-- START Stored records --

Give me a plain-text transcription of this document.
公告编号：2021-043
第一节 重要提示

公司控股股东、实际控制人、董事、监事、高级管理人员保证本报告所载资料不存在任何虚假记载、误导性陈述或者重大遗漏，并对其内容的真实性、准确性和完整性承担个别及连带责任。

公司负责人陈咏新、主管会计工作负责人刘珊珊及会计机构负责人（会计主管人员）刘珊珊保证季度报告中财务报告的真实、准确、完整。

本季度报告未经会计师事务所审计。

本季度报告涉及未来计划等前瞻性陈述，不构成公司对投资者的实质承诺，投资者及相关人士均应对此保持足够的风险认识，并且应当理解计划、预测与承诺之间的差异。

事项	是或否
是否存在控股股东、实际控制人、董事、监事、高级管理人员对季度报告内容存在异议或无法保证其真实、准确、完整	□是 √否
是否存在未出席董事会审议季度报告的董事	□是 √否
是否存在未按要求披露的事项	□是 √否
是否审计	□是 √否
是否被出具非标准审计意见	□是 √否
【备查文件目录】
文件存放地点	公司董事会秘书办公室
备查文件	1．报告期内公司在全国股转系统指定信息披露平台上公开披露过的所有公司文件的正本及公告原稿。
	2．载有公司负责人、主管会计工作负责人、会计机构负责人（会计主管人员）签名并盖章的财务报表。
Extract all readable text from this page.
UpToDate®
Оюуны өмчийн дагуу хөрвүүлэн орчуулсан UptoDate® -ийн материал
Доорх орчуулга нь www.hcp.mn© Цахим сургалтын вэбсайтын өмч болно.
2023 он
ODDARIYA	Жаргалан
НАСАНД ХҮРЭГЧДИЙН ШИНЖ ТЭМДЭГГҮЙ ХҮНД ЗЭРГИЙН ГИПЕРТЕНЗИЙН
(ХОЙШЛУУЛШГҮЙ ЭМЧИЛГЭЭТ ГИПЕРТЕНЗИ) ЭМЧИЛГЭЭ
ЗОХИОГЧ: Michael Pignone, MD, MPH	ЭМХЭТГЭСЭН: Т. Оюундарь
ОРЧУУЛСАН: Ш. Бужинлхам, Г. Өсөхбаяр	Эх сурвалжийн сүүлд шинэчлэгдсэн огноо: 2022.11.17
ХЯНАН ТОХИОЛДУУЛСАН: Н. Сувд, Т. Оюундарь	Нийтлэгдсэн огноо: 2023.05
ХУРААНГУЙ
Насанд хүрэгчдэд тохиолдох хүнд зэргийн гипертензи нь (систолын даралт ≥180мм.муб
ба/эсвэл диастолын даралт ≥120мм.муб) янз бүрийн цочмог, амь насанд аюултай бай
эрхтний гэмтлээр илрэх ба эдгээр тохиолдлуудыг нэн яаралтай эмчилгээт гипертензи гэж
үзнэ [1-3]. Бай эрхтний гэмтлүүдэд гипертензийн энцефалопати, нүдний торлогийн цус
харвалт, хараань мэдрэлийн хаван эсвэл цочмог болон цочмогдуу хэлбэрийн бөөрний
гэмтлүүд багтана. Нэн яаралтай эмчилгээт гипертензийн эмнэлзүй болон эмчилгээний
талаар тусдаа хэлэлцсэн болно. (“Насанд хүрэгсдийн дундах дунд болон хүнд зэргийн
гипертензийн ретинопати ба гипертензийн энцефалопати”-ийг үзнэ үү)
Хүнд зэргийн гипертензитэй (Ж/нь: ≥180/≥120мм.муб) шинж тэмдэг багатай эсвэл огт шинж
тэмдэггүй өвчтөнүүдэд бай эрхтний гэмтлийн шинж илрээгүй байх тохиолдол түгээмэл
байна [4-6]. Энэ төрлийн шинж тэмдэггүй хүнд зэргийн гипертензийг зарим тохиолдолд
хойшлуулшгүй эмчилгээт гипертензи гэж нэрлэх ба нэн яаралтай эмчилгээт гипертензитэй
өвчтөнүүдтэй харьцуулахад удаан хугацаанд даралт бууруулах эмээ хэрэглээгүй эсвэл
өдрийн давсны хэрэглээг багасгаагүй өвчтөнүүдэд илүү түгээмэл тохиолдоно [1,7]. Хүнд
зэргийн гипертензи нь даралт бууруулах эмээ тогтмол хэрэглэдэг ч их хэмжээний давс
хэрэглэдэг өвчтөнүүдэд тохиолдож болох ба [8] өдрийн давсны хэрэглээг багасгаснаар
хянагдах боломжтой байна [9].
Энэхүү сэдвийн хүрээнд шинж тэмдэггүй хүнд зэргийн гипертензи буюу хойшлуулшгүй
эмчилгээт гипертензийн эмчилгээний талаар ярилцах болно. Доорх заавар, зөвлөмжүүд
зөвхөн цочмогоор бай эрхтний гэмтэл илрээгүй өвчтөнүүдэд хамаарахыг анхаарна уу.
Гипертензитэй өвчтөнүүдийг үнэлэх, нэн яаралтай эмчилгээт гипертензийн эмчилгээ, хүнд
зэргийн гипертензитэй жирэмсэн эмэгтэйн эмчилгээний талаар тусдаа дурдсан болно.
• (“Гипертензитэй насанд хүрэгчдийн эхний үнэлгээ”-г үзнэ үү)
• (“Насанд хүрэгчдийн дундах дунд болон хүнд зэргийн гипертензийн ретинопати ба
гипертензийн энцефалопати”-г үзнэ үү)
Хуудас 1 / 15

-- END Stored records --

Problem to solve
Gather each line of the listing that holds the string "эмээ".

Written response
өвчтөнүүдтэй харьцуулахад удаан хугацаанд даралт бууруулах эмээ хэрэглээгүй эсвэл
зэргийн гипертензи нь даралт бууруулах эмээ тогтмол хэрэглэдэг ч их хэмжээний давс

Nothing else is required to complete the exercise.